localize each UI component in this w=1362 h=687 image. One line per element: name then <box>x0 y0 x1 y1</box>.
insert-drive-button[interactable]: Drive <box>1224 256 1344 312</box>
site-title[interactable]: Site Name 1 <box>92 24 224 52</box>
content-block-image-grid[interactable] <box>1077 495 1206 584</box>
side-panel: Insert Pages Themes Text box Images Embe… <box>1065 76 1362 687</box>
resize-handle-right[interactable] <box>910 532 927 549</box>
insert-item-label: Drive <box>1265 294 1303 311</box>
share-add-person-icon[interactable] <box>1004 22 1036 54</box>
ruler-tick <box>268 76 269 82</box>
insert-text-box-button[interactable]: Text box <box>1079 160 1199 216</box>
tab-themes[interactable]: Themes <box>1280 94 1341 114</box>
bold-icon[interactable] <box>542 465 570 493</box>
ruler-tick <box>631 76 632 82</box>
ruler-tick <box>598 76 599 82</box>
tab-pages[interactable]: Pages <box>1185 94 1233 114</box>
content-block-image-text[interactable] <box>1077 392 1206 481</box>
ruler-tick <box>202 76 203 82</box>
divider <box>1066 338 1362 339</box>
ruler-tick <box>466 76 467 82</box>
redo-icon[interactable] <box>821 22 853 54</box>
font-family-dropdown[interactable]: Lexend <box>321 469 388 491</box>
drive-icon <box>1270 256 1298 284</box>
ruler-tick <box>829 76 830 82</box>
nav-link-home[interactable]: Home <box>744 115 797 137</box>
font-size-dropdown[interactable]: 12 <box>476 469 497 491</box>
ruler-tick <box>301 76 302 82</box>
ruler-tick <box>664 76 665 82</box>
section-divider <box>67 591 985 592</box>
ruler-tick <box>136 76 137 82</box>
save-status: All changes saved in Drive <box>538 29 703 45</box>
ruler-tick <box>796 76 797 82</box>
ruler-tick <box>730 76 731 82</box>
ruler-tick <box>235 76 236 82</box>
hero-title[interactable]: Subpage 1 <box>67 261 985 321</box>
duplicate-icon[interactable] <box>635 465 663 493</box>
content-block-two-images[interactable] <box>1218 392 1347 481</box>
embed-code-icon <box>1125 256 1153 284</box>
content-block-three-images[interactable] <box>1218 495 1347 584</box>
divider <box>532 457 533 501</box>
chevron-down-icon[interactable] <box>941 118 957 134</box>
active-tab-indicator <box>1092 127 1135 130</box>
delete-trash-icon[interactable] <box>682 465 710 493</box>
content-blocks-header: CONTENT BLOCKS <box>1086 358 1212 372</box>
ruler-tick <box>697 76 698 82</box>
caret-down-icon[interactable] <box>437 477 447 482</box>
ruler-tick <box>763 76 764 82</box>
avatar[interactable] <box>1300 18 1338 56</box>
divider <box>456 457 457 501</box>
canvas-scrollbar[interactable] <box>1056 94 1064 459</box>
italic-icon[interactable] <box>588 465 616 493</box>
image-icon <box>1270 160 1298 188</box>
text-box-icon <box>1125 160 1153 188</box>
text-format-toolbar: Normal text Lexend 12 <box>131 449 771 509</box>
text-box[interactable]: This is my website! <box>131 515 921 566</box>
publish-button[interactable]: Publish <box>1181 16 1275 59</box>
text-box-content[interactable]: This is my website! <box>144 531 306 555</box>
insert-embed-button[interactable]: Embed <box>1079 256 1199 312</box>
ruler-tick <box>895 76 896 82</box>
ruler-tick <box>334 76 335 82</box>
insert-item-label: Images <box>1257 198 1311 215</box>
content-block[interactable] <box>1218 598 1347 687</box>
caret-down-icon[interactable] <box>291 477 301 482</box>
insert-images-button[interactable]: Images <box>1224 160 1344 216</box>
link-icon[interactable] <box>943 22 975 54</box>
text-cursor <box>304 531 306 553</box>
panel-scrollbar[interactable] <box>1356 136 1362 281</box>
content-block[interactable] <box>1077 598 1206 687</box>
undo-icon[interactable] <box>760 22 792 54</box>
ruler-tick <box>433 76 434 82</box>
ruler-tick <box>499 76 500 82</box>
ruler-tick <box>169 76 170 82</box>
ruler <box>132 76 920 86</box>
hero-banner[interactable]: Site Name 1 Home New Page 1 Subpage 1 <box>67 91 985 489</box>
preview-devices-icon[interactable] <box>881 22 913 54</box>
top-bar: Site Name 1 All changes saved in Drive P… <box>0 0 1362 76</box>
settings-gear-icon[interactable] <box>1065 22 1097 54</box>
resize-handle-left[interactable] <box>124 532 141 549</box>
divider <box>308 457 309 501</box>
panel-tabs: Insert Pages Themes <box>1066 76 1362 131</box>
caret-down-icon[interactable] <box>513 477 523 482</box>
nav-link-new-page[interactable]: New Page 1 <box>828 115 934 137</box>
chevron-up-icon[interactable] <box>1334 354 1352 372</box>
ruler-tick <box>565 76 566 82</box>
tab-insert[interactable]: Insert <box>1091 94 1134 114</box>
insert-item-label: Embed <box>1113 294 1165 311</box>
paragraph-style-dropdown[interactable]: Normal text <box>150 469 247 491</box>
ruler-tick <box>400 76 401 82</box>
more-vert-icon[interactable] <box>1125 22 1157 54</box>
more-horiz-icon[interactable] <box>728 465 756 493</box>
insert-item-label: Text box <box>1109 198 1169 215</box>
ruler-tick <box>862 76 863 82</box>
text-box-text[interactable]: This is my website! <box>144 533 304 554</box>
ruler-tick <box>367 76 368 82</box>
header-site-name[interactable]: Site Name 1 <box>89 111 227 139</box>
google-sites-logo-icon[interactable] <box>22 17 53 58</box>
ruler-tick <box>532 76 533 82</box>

•••••

• **What is needed**
Reproduce each of the rows above word for word, keeping their order.

• **Result of this task**
localize each UI component in this w=1362 h=687 image. One line per element: name then <box>x0 y0 x1 y1</box>.
insert-drive-button[interactable]: Drive <box>1224 256 1344 312</box>
site-title[interactable]: Site Name 1 <box>92 24 224 52</box>
content-block-image-grid[interactable] <box>1077 495 1206 584</box>
side-panel: Insert Pages Themes Text box Images Embe… <box>1065 76 1362 687</box>
resize-handle-right[interactable] <box>910 532 927 549</box>
insert-item-label: Drive <box>1265 294 1303 311</box>
share-add-person-icon[interactable] <box>1004 22 1036 54</box>
ruler-tick <box>268 76 269 82</box>
insert-text-box-button[interactable]: Text box <box>1079 160 1199 216</box>
tab-themes[interactable]: Themes <box>1280 94 1341 114</box>
bold-icon[interactable] <box>542 465 570 493</box>
ruler-tick <box>631 76 632 82</box>
ruler-tick <box>598 76 599 82</box>
tab-pages[interactable]: Pages <box>1185 94 1233 114</box>
content-block-image-text[interactable] <box>1077 392 1206 481</box>
ruler-tick <box>202 76 203 82</box>
divider <box>1066 338 1362 339</box>
ruler-tick <box>466 76 467 82</box>
redo-icon[interactable] <box>821 22 853 54</box>
font-family-dropdown[interactable]: Lexend <box>321 469 388 491</box>
drive-icon <box>1270 256 1298 284</box>
ruler-tick <box>829 76 830 82</box>
nav-link-home[interactable]: Home <box>744 115 797 137</box>
font-size-dropdown[interactable]: 12 <box>476 469 497 491</box>
ruler-tick <box>301 76 302 82</box>
ruler-tick <box>664 76 665 82</box>
section-divider <box>67 591 985 592</box>
ruler-tick <box>136 76 137 82</box>
save-status: All changes saved in Drive <box>538 29 703 45</box>
ruler-tick <box>796 76 797 82</box>
ruler-tick <box>730 76 731 82</box>
ruler-tick <box>235 76 236 82</box>
hero-title[interactable]: Subpage 1 <box>67 261 985 321</box>
duplicate-icon[interactable] <box>635 465 663 493</box>
content-block-two-images[interactable] <box>1218 392 1347 481</box>
embed-code-icon <box>1125 256 1153 284</box>
content-block-three-images[interactable] <box>1218 495 1347 584</box>
divider <box>532 457 533 501</box>
chevron-down-icon[interactable] <box>941 118 957 134</box>
active-tab-indicator <box>1092 127 1135 130</box>
delete-trash-icon[interactable] <box>682 465 710 493</box>
content-blocks-header: CONTENT BLOCKS <box>1086 358 1212 372</box>
ruler-tick <box>697 76 698 82</box>
caret-down-icon[interactable] <box>437 477 447 482</box>
ruler-tick <box>763 76 764 82</box>
avatar[interactable] <box>1300 18 1338 56</box>
divider <box>456 457 457 501</box>
canvas-scrollbar[interactable] <box>1056 94 1064 459</box>
italic-icon[interactable] <box>588 465 616 493</box>
image-icon <box>1270 160 1298 188</box>
text-box-icon <box>1125 160 1153 188</box>
text-format-toolbar: Normal text Lexend 12 <box>131 449 771 509</box>
text-box[interactable]: This is my website! <box>131 515 921 566</box>
publish-button[interactable]: Publish <box>1181 16 1275 59</box>
text-box-content[interactable]: This is my website! <box>144 531 306 555</box>
insert-embed-button[interactable]: Embed <box>1079 256 1199 312</box>
ruler-tick <box>895 76 896 82</box>
ruler-tick <box>334 76 335 82</box>
insert-item-label: Images <box>1257 198 1311 215</box>
content-block[interactable] <box>1218 598 1347 687</box>
caret-down-icon[interactable] <box>291 477 301 482</box>
insert-images-button[interactable]: Images <box>1224 160 1344 216</box>
link-icon[interactable] <box>943 22 975 54</box>
text-cursor <box>304 531 306 553</box>
panel-scrollbar[interactable] <box>1356 136 1362 281</box>
content-block[interactable] <box>1077 598 1206 687</box>
undo-icon[interactable] <box>760 22 792 54</box>
ruler-tick <box>433 76 434 82</box>
ruler-tick <box>499 76 500 82</box>
ruler-tick <box>169 76 170 82</box>
ruler <box>132 76 920 86</box>
hero-banner[interactable]: Site Name 1 Home New Page 1 Subpage 1 <box>67 91 985 489</box>
preview-devices-icon[interactable] <box>881 22 913 54</box>
top-bar: Site Name 1 All changes saved in Drive P… <box>0 0 1362 76</box>
settings-gear-icon[interactable] <box>1065 22 1097 54</box>
resize-handle-left[interactable] <box>124 532 141 549</box>
divider <box>308 457 309 501</box>
panel-tabs: Insert Pages Themes <box>1066 76 1362 131</box>
caret-down-icon[interactable] <box>513 477 523 482</box>
nav-link-new-page[interactable]: New Page 1 <box>828 115 934 137</box>
chevron-up-icon[interactable] <box>1334 354 1352 372</box>
ruler-tick <box>565 76 566 82</box>
tab-insert[interactable]: Insert <box>1091 94 1134 114</box>
insert-item-label: Embed <box>1113 294 1165 311</box>
paragraph-style-dropdown[interactable]: Normal text <box>150 469 247 491</box>
ruler-tick <box>400 76 401 82</box>
more-vert-icon[interactable] <box>1125 22 1157 54</box>
more-horiz-icon[interactable] <box>728 465 756 493</box>
insert-item-label: Text box <box>1109 198 1169 215</box>
ruler-tick <box>862 76 863 82</box>
text-box-text[interactable]: This is my website! <box>144 533 304 554</box>
ruler-tick <box>367 76 368 82</box>
header-site-name[interactable]: Site Name 1 <box>89 111 227 139</box>
google-sites-logo-icon[interactable] <box>22 17 53 58</box>
ruler-tick <box>532 76 533 82</box>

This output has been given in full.